◆ **Instructions for the task**:
Extract the text of each entry below exactly, leaving every image behind.

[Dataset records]
——————
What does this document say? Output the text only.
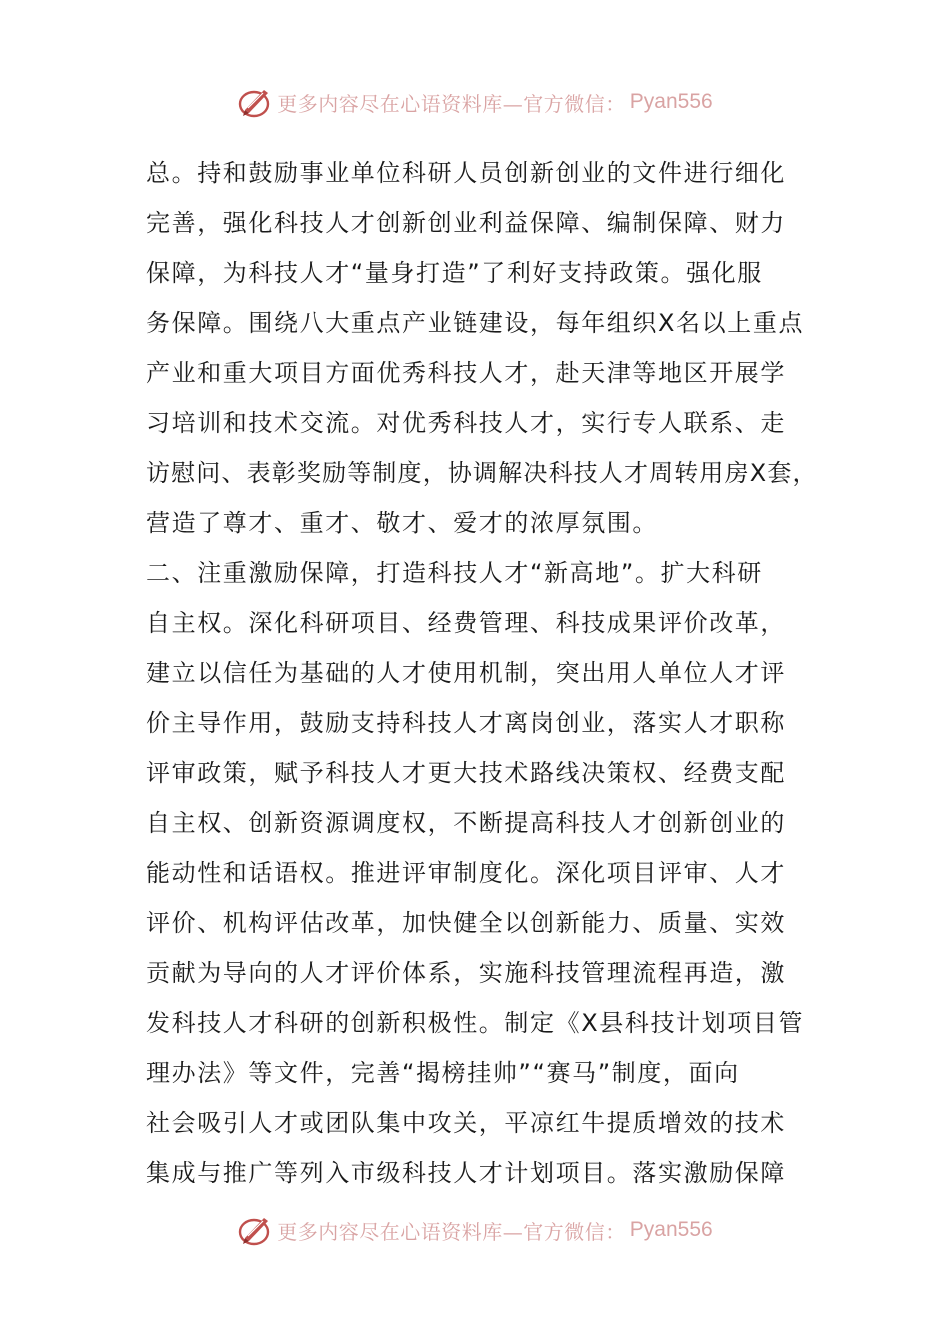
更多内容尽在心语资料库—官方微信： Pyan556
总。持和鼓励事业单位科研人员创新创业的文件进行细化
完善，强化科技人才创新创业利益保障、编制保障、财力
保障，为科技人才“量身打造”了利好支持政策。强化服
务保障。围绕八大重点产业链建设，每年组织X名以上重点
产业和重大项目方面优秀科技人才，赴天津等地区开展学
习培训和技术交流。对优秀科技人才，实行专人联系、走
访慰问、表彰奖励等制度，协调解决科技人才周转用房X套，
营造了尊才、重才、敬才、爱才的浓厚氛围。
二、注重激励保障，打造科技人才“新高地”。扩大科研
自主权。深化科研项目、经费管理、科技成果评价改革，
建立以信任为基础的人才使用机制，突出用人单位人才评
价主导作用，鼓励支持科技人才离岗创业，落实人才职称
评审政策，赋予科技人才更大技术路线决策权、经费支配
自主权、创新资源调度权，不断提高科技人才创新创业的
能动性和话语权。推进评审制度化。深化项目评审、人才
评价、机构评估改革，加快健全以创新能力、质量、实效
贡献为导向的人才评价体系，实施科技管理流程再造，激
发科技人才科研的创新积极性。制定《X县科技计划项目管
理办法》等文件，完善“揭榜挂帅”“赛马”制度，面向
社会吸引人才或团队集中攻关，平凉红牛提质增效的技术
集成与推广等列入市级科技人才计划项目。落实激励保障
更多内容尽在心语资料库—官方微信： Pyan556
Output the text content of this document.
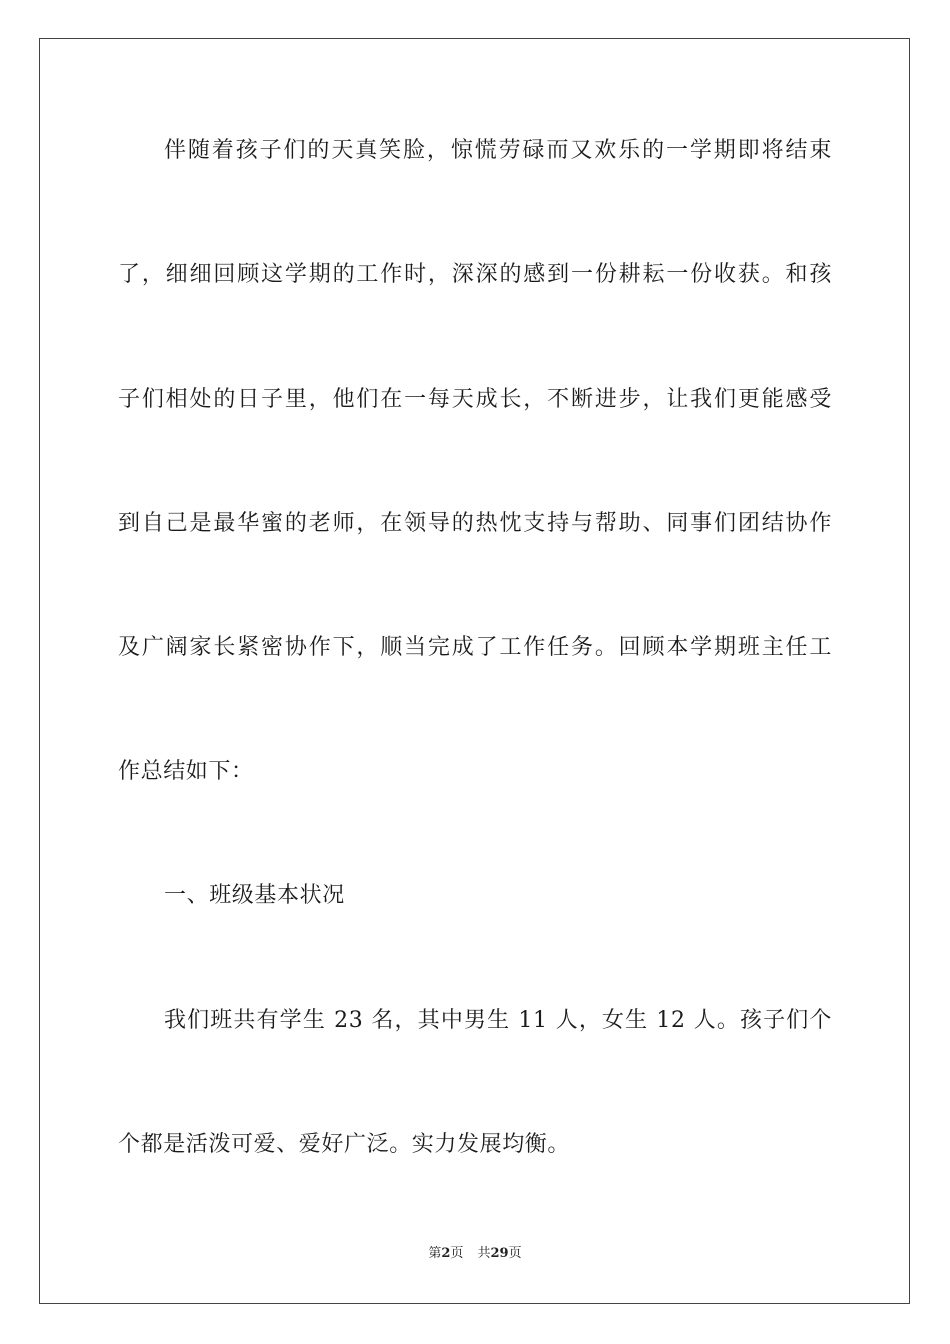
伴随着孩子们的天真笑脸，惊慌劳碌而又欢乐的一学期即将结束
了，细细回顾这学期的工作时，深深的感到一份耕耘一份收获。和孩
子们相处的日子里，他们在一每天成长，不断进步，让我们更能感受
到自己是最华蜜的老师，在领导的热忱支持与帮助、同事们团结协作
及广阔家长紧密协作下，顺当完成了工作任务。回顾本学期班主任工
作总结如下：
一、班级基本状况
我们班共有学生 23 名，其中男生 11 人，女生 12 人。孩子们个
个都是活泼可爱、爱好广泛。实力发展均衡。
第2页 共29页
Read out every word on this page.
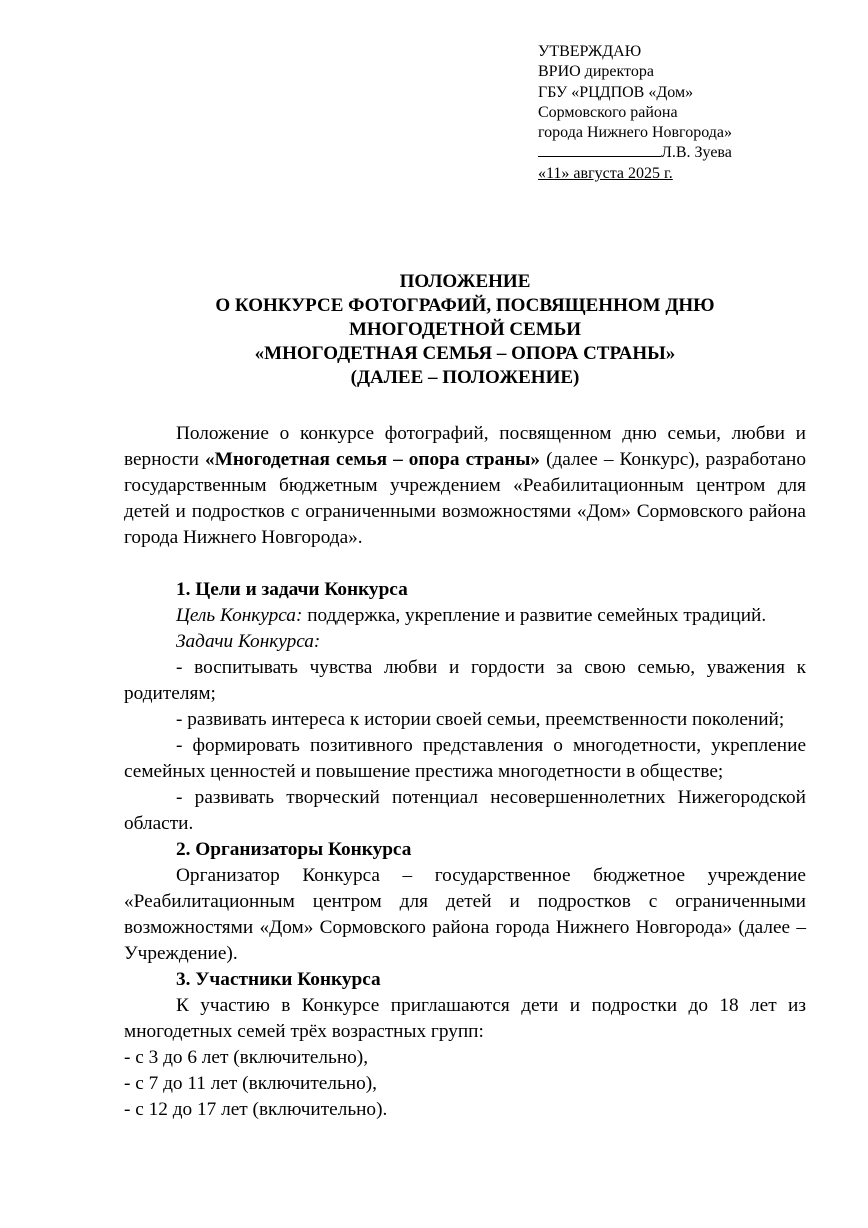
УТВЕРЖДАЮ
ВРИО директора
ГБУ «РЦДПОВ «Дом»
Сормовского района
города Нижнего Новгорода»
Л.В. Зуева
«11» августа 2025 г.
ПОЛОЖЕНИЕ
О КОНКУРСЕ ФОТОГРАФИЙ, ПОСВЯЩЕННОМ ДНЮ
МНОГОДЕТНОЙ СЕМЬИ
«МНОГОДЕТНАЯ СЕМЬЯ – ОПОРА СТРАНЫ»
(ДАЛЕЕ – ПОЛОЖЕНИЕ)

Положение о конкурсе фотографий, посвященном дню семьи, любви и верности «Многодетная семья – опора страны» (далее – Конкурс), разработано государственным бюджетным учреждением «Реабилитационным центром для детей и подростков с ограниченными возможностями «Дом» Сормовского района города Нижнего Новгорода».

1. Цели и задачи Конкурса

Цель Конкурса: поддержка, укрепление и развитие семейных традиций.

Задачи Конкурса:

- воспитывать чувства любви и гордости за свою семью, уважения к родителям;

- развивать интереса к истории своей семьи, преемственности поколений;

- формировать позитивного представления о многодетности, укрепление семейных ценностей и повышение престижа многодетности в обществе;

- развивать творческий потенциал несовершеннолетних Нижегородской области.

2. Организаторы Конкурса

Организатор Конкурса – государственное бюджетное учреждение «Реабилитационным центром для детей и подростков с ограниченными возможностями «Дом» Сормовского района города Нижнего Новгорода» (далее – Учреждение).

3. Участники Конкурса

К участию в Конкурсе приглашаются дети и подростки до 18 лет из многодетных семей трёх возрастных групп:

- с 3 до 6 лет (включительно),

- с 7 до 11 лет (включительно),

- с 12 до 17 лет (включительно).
——————
◆ **Result of this exercise**:
What does this document say? Output the text only.
更多内容尽在心语资料库—官方微信： Pyan556
总。持和鼓励事业单位科研人员创新创业的文件进行细化
完善，强化科技人才创新创业利益保障、编制保障、财力
保障，为科技人才“量身打造”了利好支持政策。强化服
务保障。围绕八大重点产业链建设，每年组织X名以上重点
产业和重大项目方面优秀科技人才，赴天津等地区开展学
习培训和技术交流。对优秀科技人才，实行专人联系、走
访慰问、表彰奖励等制度，协调解决科技人才周转用房X套，
营造了尊才、重才、敬才、爱才的浓厚氛围。
二、注重激励保障，打造科技人才“新高地”。扩大科研
自主权。深化科研项目、经费管理、科技成果评价改革，
建立以信任为基础的人才使用机制，突出用人单位人才评
价主导作用，鼓励支持科技人才离岗创业，落实人才职称
评审政策，赋予科技人才更大技术路线决策权、经费支配
自主权、创新资源调度权，不断提高科技人才创新创业的
能动性和话语权。推进评审制度化。深化项目评审、人才
评价、机构评估改革，加快健全以创新能力、质量、实效
贡献为导向的人才评价体系，实施科技管理流程再造，激
发科技人才科研的创新积极性。制定《X县科技计划项目管
理办法》等文件，完善“揭榜挂帅”“赛马”制度，面向
社会吸引人才或团队集中攻关，平凉红牛提质增效的技术
集成与推广等列入市级科技人才计划项目。落实激励保障
更多内容尽在心语资料库—官方微信： Pyan556
Output the text content of this document.
伴随着孩子们的天真笑脸，惊慌劳碌而又欢乐的一学期即将结束
了，细细回顾这学期的工作时，深深的感到一份耕耘一份收获。和孩
子们相处的日子里，他们在一每天成长，不断进步，让我们更能感受
到自己是最华蜜的老师，在领导的热忱支持与帮助、同事们团结协作
及广阔家长紧密协作下，顺当完成了工作任务。回顾本学期班主任工
作总结如下：
一、班级基本状况
我们班共有学生 23 名，其中男生 11 人，女生 12 人。孩子们个
个都是活泼可爱、爱好广泛。实力发展均衡。
第2页 共29页
Read out every word on this page.
УТВЕРЖДАЮ
ВРИО директора
ГБУ «РЦДПОВ «Дом»
Сормовского района
города Нижнего Новгорода»
Л.В. Зуева
«11» августа 2025 г.
ПОЛОЖЕНИЕ
О КОНКУРСЕ ФОТОГРАФИЙ, ПОСВЯЩЕННОМ ДНЮ
МНОГОДЕТНОЙ СЕМЬИ
«МНОГОДЕТНАЯ СЕМЬЯ – ОПОРА СТРАНЫ»
(ДАЛЕЕ – ПОЛОЖЕНИЕ)

Положение о конкурсе фотографий, посвященном дню семьи, любви и верности «Многодетная семья – опора страны» (далее – Конкурс), разработано государственным бюджетным учреждением «Реабилитационным центром для детей и подростков с ограниченными возможностями «Дом» Сормовского района города Нижнего Новгорода».

1. Цели и задачи Конкурса

Цель Конкурса: поддержка, укрепление и развитие семейных традиций.

Задачи Конкурса:

- воспитывать чувства любви и гордости за свою семью, уважения к родителям;

- развивать интереса к истории своей семьи, преемственности поколений;

- формировать позитивного представления о многодетности, укрепление семейных ценностей и повышение престижа многодетности в обществе;

- развивать творческий потенциал несовершеннолетних Нижегородской области.

2. Организаторы Конкурса

Организатор Конкурса – государственное бюджетное учреждение «Реабилитационным центром для детей и подростков с ограниченными возможностями «Дом» Сормовского района города Нижнего Новгорода» (далее – Учреждение).

3. Участники Конкурса

К участию в Конкурсе приглашаются дети и подростки до 18 лет из многодетных семей трёх возрастных групп:

- с 3 до 6 лет (включительно),

- с 7 до 11 лет (включительно),

- с 12 до 17 лет (включительно).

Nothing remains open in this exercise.